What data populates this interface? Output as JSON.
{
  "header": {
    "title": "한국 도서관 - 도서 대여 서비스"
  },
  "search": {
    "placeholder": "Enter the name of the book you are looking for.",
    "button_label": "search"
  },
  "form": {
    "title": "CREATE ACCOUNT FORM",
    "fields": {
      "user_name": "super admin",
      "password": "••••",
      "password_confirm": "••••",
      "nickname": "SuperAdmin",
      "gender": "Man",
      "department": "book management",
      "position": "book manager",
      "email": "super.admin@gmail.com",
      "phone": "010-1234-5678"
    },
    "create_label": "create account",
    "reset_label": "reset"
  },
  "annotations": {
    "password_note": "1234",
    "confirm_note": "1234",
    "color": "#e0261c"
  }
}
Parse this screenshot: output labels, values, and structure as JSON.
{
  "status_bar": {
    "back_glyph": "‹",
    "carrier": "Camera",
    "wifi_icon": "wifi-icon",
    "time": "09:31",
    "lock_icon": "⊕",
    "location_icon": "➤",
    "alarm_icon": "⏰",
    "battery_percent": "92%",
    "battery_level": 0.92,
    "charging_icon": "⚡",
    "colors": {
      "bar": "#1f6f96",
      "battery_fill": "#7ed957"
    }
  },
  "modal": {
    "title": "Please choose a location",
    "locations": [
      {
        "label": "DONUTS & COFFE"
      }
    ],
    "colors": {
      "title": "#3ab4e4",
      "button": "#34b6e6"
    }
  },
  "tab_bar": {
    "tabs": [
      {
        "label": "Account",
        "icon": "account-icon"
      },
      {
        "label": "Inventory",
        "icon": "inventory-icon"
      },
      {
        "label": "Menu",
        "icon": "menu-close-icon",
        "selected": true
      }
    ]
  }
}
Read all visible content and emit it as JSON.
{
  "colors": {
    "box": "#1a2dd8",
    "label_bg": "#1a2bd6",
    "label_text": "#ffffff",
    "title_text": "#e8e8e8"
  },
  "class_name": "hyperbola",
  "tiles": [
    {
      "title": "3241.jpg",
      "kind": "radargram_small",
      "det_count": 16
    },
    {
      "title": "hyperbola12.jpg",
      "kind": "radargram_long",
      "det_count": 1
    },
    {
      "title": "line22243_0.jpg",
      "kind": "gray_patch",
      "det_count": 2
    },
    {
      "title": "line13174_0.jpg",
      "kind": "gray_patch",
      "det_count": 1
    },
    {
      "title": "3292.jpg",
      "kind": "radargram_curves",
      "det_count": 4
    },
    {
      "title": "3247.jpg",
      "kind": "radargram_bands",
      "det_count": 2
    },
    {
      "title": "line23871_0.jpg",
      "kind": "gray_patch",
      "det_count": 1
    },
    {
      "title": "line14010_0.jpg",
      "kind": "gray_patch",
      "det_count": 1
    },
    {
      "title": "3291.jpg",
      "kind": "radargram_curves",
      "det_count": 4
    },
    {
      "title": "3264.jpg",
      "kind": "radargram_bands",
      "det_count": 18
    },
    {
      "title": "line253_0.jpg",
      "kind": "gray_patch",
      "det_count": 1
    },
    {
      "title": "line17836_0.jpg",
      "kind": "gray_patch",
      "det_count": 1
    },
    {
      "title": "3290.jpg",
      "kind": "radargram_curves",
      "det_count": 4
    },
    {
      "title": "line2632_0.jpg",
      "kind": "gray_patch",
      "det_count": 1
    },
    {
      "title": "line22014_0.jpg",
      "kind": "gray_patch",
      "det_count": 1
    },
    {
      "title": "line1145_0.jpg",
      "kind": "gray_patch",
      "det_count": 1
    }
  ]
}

*Directions for this task:* Copy each line above that contains the string "book".

*Task answer:*
    "placeholder": "Enter the name of the book you are looking for.",
      "department": "book management",
      "position": "book manager",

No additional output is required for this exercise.